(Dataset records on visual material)
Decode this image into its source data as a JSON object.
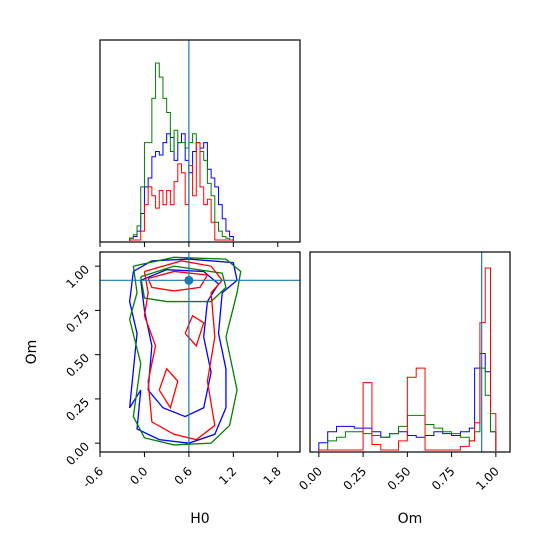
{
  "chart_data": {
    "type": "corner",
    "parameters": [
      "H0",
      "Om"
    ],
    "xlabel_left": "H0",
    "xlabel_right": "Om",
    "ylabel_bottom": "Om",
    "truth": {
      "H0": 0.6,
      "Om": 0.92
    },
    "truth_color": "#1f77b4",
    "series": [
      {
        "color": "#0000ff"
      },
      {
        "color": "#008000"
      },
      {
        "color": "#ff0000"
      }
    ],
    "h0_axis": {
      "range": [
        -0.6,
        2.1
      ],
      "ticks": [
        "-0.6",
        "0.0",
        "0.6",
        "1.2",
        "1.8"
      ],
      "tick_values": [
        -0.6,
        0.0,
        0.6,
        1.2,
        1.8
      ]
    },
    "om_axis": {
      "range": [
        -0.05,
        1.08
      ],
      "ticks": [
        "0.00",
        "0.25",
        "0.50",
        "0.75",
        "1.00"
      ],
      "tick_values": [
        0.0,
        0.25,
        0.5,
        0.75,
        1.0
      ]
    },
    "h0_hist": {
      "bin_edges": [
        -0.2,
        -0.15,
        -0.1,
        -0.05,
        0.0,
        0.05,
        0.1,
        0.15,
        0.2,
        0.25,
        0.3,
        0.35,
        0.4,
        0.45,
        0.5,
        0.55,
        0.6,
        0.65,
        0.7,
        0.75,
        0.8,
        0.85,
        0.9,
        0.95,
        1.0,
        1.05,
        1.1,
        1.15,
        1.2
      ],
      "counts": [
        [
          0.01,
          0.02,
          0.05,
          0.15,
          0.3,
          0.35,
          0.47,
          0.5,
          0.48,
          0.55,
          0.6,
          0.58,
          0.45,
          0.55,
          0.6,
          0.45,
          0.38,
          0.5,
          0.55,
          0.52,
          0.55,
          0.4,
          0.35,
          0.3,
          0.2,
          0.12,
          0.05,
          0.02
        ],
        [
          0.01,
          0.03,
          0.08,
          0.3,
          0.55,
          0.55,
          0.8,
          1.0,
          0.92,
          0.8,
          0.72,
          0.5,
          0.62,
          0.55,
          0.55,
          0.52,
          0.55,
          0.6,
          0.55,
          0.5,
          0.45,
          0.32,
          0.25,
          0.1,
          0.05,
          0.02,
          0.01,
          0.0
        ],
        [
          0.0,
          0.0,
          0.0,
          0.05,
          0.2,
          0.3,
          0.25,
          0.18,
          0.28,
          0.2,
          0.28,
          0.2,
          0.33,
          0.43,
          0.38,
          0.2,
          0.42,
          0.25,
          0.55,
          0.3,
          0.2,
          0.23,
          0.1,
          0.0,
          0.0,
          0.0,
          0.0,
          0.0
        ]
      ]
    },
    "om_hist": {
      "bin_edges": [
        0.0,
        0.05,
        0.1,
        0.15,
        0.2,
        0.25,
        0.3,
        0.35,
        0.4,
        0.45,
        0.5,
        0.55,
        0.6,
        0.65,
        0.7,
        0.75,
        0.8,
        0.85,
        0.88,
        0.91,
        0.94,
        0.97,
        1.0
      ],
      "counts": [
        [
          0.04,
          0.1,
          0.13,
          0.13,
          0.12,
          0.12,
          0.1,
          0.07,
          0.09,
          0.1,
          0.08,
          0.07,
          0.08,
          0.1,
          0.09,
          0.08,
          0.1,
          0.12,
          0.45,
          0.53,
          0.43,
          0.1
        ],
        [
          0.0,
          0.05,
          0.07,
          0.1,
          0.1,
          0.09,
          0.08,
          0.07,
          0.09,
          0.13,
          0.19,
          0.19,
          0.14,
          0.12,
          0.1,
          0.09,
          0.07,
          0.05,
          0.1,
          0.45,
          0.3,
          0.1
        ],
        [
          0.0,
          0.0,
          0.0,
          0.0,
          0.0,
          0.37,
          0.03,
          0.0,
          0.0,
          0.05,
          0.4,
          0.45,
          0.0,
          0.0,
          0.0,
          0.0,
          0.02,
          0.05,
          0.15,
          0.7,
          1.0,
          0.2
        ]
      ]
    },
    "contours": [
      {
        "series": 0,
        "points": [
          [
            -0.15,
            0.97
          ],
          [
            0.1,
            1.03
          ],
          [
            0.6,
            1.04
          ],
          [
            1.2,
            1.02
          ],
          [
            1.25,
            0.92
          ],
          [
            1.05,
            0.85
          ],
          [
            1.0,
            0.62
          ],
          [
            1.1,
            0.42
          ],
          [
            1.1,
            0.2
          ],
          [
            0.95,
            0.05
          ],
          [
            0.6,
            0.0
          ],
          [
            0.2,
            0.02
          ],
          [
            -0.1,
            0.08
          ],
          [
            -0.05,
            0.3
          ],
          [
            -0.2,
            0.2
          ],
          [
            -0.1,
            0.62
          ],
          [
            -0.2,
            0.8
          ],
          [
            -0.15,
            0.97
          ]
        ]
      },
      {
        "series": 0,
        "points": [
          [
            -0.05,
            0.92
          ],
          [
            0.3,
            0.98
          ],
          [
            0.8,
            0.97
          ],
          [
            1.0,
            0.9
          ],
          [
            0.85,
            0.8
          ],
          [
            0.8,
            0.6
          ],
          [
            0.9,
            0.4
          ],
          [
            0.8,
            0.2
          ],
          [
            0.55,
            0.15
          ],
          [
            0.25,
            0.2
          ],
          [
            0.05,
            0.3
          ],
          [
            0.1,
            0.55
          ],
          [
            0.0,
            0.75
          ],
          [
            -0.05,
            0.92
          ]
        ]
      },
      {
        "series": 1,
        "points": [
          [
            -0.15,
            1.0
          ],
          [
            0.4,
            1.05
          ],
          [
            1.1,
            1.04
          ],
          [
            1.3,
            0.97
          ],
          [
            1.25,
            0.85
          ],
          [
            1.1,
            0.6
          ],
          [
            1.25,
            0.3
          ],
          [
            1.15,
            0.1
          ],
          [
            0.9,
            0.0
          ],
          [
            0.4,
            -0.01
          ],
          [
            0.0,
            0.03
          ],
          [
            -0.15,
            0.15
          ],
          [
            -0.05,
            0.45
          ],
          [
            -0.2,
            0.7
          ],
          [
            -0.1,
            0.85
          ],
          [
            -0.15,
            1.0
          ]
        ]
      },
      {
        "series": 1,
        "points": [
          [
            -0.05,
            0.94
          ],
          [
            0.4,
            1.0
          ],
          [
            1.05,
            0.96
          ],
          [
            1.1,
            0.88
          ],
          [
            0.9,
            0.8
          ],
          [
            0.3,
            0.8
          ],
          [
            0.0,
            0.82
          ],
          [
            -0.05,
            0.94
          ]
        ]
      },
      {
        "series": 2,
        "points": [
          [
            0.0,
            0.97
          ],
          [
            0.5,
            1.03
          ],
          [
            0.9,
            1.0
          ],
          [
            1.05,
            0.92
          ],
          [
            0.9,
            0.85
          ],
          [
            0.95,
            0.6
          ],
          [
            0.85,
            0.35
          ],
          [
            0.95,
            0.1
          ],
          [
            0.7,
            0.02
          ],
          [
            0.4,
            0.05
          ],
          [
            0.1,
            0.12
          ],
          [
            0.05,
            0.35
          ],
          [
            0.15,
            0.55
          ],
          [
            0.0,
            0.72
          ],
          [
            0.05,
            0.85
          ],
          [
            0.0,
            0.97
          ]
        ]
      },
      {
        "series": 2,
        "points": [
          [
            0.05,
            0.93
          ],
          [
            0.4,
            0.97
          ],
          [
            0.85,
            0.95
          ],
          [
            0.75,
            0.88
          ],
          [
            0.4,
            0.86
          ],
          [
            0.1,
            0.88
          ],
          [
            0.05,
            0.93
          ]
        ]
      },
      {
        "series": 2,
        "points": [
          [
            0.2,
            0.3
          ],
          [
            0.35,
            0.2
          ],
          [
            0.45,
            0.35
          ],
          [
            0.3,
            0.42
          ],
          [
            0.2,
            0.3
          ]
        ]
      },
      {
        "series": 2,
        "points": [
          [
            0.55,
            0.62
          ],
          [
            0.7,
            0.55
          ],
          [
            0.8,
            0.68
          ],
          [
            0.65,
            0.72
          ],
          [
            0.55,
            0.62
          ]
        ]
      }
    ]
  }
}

...

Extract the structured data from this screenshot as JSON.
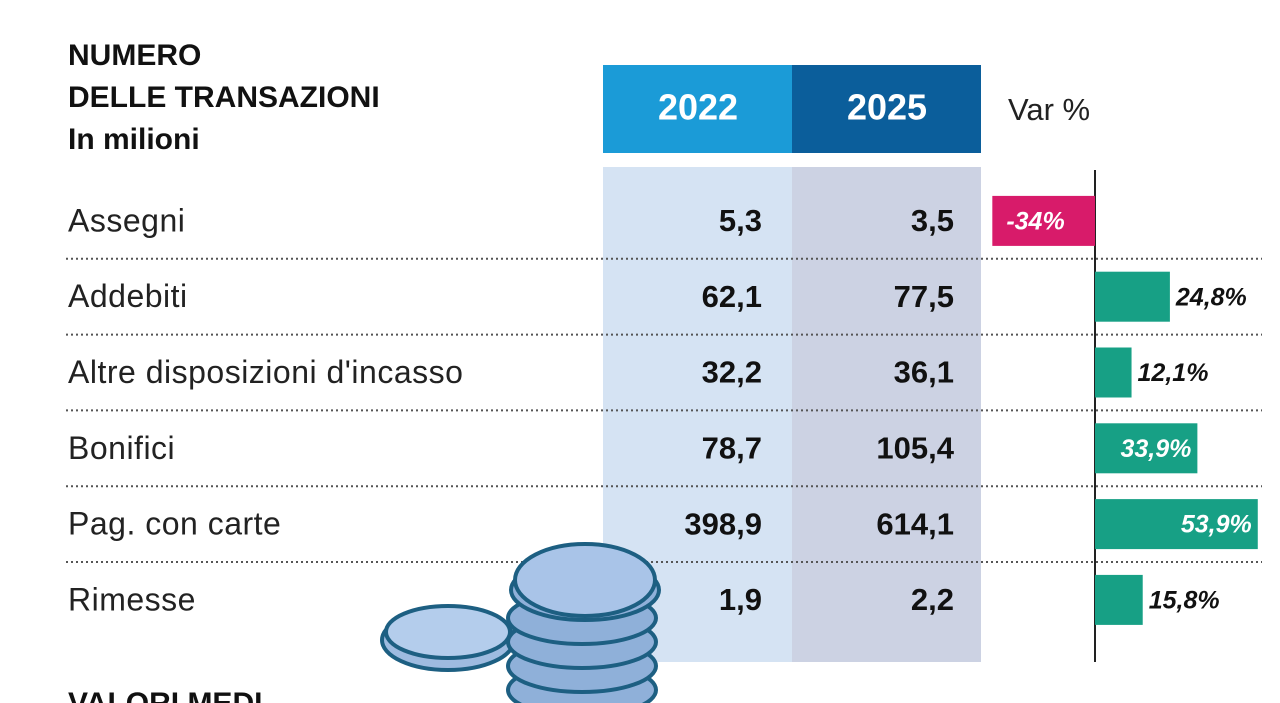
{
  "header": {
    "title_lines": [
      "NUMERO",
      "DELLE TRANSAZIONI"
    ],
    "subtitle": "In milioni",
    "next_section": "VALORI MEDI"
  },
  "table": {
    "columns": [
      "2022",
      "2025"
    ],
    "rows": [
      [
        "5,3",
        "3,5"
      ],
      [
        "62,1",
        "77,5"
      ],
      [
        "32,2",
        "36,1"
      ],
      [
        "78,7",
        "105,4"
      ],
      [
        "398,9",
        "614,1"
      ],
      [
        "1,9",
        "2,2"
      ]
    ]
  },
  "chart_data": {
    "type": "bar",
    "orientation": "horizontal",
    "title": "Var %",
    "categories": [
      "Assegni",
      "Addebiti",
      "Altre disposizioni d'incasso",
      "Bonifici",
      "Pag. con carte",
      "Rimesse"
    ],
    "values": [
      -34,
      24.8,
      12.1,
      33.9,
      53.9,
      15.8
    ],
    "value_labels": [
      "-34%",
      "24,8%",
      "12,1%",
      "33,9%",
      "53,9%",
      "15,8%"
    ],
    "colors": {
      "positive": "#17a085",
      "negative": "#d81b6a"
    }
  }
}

JOB: Only a number is wanted: how many lines of the material above hold "JSON"?

ANSWER TO THIS PROBLEM: 2